> **WORK TO DO**: Your task is to quote the material that follows, in full and exactly.

···

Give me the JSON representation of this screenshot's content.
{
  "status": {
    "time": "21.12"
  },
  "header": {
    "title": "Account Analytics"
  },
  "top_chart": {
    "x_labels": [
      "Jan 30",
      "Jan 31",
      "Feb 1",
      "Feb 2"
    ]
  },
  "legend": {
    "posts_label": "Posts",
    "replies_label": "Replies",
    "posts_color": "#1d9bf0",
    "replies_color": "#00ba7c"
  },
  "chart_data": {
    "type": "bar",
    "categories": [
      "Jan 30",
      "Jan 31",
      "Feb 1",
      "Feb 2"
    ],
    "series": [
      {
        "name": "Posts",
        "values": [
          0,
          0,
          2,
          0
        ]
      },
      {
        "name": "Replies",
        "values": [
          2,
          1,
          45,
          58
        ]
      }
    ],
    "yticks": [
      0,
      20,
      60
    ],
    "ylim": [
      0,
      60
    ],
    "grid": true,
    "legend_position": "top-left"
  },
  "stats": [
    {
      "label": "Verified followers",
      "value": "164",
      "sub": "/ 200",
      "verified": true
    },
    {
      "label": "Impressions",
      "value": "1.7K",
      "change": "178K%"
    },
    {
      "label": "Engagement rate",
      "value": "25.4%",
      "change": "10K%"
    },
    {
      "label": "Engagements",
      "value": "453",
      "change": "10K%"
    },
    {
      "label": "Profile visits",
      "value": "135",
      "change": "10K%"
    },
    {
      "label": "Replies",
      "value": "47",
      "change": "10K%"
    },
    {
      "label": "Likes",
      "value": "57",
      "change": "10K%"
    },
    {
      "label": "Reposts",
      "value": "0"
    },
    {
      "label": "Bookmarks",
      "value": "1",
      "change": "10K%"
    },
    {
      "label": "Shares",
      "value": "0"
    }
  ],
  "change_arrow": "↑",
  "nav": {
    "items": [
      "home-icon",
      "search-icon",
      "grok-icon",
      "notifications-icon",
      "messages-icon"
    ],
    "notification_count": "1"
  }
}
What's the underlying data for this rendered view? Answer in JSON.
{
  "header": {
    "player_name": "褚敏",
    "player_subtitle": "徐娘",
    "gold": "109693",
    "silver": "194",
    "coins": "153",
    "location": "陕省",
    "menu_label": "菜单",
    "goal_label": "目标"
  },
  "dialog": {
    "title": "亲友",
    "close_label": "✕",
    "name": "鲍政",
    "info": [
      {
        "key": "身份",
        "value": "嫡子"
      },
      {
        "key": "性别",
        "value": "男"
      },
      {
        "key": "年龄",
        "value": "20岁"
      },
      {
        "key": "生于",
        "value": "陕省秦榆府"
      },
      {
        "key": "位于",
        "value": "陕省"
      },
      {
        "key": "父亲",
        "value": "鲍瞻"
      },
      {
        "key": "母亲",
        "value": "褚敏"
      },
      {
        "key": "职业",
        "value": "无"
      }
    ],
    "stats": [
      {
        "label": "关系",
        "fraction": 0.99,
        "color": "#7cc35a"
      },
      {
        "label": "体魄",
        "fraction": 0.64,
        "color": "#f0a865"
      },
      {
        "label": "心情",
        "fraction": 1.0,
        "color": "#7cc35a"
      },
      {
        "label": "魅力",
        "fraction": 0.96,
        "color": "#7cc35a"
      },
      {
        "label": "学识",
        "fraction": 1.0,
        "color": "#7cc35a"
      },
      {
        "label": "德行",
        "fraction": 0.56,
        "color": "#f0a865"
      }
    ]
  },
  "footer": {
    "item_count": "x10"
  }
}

···

> **WRITTEN RESPONSE**:
Give me the JSON representation of this screenshot's content.
{
  "status": {
    "time": "21.12"
  },
  "header": {
    "title": "Account Analytics"
  },
  "top_chart": {
    "x_labels": [
      "Jan 30",
      "Jan 31",
      "Feb 1",
      "Feb 2"
    ]
  },
  "legend": {
    "posts_label": "Posts",
    "replies_label": "Replies",
    "posts_color": "#1d9bf0",
    "replies_color": "#00ba7c"
  },
  "chart_data": {
    "type": "bar",
    "categories": [
      "Jan 30",
      "Jan 31",
      "Feb 1",
      "Feb 2"
    ],
    "series": [
      {
        "name": "Posts",
        "values": [
          0,
          0,
          2,
          0
        ]
      },
      {
        "name": "Replies",
        "values": [
          2,
          1,
          45,
          58
        ]
      }
    ],
    "yticks": [
      0,
      20,
      60
    ],
    "ylim": [
      0,
      60
    ],
    "grid": true,
    "legend_position": "top-left"
  },
  "stats": [
    {
      "label": "Verified followers",
      "value": "164",
      "sub": "/ 200",
      "verified": true
    },
    {
      "label": "Impressions",
      "value": "1.7K",
      "change": "178K%"
    },
    {
      "label": "Engagement rate",
      "value": "25.4%",
      "change": "10K%"
    },
    {
      "label": "Engagements",
      "value": "453",
      "change": "10K%"
    },
    {
      "label": "Profile visits",
      "value": "135",
      "change": "10K%"
    },
    {
      "label": "Replies",
      "value": "47",
      "change": "10K%"
    },
    {
      "label": "Likes",
      "value": "57",
      "change": "10K%"
    },
    {
      "label": "Reposts",
      "value": "0"
    },
    {
      "label": "Bookmarks",
      "value": "1",
      "change": "10K%"
    },
    {
      "label": "Shares",
      "value": "0"
    }
  ],
  "change_arrow": "↑",
  "nav": {
    "items": [
      "home-icon",
      "search-icon",
      "grok-icon",
      "notifications-icon",
      "messages-icon"
    ],
    "notification_count": "1"
  }
}
What's the underlying data for this rendered view? Answer in JSON.
{
  "header": {
    "player_name": "褚敏",
    "player_subtitle": "徐娘",
    "gold": "109693",
    "silver": "194",
    "coins": "153",
    "location": "陕省",
    "menu_label": "菜单",
    "goal_label": "目标"
  },
  "dialog": {
    "title": "亲友",
    "close_label": "✕",
    "name": "鲍政",
    "info": [
      {
        "key": "身份",
        "value": "嫡子"
      },
      {
        "key": "性别",
        "value": "男"
      },
      {
        "key": "年龄",
        "value": "20岁"
      },
      {
        "key": "生于",
        "value": "陕省秦榆府"
      },
      {
        "key": "位于",
        "value": "陕省"
      },
      {
        "key": "父亲",
        "value": "鲍瞻"
      },
      {
        "key": "母亲",
        "value": "褚敏"
      },
      {
        "key": "职业",
        "value": "无"
      }
    ],
    "stats": [
      {
        "label": "关系",
        "fraction": 0.99,
        "color": "#7cc35a"
      },
      {
        "label": "体魄",
        "fraction": 0.64,
        "color": "#f0a865"
      },
      {
        "label": "心情",
        "fraction": 1.0,
        "color": "#7cc35a"
      },
      {
        "label": "魅力",
        "fraction": 0.96,
        "color": "#7cc35a"
      },
      {
        "label": "学识",
        "fraction": 1.0,
        "color": "#7cc35a"
      },
      {
        "label": "德行",
        "fraction": 0.56,
        "color": "#f0a865"
      }
    ]
  },
  "footer": {
    "item_count": "x10"
  }
}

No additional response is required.